* TASK
Below is a block of data; give all of it again word for word.

* STORED DATA
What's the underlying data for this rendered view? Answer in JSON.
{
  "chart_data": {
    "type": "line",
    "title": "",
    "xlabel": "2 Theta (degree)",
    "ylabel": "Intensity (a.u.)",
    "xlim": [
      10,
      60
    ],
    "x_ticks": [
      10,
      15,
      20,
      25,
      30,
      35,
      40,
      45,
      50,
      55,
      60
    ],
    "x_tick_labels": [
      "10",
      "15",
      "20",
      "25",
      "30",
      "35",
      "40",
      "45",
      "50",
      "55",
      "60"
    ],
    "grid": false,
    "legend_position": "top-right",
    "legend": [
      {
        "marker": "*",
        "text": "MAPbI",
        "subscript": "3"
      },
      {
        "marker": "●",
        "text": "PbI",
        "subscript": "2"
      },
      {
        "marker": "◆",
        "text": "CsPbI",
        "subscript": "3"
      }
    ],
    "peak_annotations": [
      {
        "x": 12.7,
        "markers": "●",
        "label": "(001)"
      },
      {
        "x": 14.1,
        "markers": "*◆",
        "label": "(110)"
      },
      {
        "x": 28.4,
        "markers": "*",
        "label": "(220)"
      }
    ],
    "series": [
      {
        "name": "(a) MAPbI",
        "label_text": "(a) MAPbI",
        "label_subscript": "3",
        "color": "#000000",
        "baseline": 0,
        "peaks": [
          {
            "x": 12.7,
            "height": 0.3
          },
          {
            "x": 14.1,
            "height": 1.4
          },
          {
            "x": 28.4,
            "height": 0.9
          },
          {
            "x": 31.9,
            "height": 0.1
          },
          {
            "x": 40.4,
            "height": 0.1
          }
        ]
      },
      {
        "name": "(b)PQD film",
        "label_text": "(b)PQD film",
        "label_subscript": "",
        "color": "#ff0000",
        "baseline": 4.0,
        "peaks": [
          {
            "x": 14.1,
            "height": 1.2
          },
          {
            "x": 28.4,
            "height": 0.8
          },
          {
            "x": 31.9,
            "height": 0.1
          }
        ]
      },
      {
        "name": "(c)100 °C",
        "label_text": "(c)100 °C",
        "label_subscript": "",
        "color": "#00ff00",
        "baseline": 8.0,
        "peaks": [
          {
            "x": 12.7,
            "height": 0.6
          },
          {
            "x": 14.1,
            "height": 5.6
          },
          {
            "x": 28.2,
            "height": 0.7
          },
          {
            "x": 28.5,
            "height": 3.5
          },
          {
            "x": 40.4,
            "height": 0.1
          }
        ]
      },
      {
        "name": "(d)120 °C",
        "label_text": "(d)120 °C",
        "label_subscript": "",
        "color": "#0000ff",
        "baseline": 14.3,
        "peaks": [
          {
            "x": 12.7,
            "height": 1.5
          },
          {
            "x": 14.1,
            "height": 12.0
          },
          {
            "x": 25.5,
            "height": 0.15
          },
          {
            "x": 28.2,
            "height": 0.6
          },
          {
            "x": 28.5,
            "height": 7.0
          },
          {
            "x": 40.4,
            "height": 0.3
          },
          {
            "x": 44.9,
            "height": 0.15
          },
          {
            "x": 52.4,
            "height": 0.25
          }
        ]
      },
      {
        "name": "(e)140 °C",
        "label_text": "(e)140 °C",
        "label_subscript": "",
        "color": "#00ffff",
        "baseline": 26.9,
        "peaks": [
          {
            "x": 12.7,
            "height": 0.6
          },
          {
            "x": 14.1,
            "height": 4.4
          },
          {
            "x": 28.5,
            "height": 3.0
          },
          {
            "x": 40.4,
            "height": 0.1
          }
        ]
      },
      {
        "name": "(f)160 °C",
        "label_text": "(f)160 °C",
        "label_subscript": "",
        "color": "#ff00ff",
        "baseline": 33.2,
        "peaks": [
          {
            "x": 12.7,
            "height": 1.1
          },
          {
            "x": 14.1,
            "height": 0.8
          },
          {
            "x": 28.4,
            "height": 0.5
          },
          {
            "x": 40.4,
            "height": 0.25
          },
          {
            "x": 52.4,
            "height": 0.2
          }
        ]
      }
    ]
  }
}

* THE RESULT
What's the underlying data for this rendered view? Answer in JSON.
{
  "chart_data": {
    "type": "line",
    "title": "",
    "xlabel": "2 Theta (degree)",
    "ylabel": "Intensity (a.u.)",
    "xlim": [
      10,
      60
    ],
    "x_ticks": [
      10,
      15,
      20,
      25,
      30,
      35,
      40,
      45,
      50,
      55,
      60
    ],
    "x_tick_labels": [
      "10",
      "15",
      "20",
      "25",
      "30",
      "35",
      "40",
      "45",
      "50",
      "55",
      "60"
    ],
    "grid": false,
    "legend_position": "top-right",
    "legend": [
      {
        "marker": "*",
        "text": "MAPbI",
        "subscript": "3"
      },
      {
        "marker": "●",
        "text": "PbI",
        "subscript": "2"
      },
      {
        "marker": "◆",
        "text": "CsPbI",
        "subscript": "3"
      }
    ],
    "peak_annotations": [
      {
        "x": 12.7,
        "markers": "●",
        "label": "(001)"
      },
      {
        "x": 14.1,
        "markers": "*◆",
        "label": "(110)"
      },
      {
        "x": 28.4,
        "markers": "*",
        "label": "(220)"
      }
    ],
    "series": [
      {
        "name": "(a) MAPbI",
        "label_text": "(a) MAPbI",
        "label_subscript": "3",
        "color": "#000000",
        "baseline": 0,
        "peaks": [
          {
            "x": 12.7,
            "height": 0.3
          },
          {
            "x": 14.1,
            "height": 1.4
          },
          {
            "x": 28.4,
            "height": 0.9
          },
          {
            "x": 31.9,
            "height": 0.1
          },
          {
            "x": 40.4,
            "height": 0.1
          }
        ]
      },
      {
        "name": "(b)PQD film",
        "label_text": "(b)PQD film",
        "label_subscript": "",
        "color": "#ff0000",
        "baseline": 4.0,
        "peaks": [
          {
            "x": 14.1,
            "height": 1.2
          },
          {
            "x": 28.4,
            "height": 0.8
          },
          {
            "x": 31.9,
            "height": 0.1
          }
        ]
      },
      {
        "name": "(c)100 °C",
        "label_text": "(c)100 °C",
        "label_subscript": "",
        "color": "#00ff00",
        "baseline": 8.0,
        "peaks": [
          {
            "x": 12.7,
            "height": 0.6
          },
          {
            "x": 14.1,
            "height": 5.6
          },
          {
            "x": 28.2,
            "height": 0.7
          },
          {
            "x": 28.5,
            "height": 3.5
          },
          {
            "x": 40.4,
            "height": 0.1
          }
        ]
      },
      {
        "name": "(d)120 °C",
        "label_text": "(d)120 °C",
        "label_subscript": "",
        "color": "#0000ff",
        "baseline": 14.3,
        "peaks": [
          {
            "x": 12.7,
            "height": 1.5
          },
          {
            "x": 14.1,
            "height": 12.0
          },
          {
            "x": 25.5,
            "height": 0.15
          },
          {
            "x": 28.2,
            "height": 0.6
          },
          {
            "x": 28.5,
            "height": 7.0
          },
          {
            "x": 40.4,
            "height": 0.3
          },
          {
            "x": 44.9,
            "height": 0.15
          },
          {
            "x": 52.4,
            "height": 0.25
          }
        ]
      },
      {
        "name": "(e)140 °C",
        "label_text": "(e)140 °C",
        "label_subscript": "",
        "color": "#00ffff",
        "baseline": 26.9,
        "peaks": [
          {
            "x": 12.7,
            "height": 0.6
          },
          {
            "x": 14.1,
            "height": 4.4
          },
          {
            "x": 28.5,
            "height": 3.0
          },
          {
            "x": 40.4,
            "height": 0.1
          }
        ]
      },
      {
        "name": "(f)160 °C",
        "label_text": "(f)160 °C",
        "label_subscript": "",
        "color": "#ff00ff",
        "baseline": 33.2,
        "peaks": [
          {
            "x": 12.7,
            "height": 1.1
          },
          {
            "x": 14.1,
            "height": 0.8
          },
          {
            "x": 28.4,
            "height": 0.5
          },
          {
            "x": 40.4,
            "height": 0.25
          },
          {
            "x": 52.4,
            "height": 0.2
          }
        ]
      }
    ]
  }
}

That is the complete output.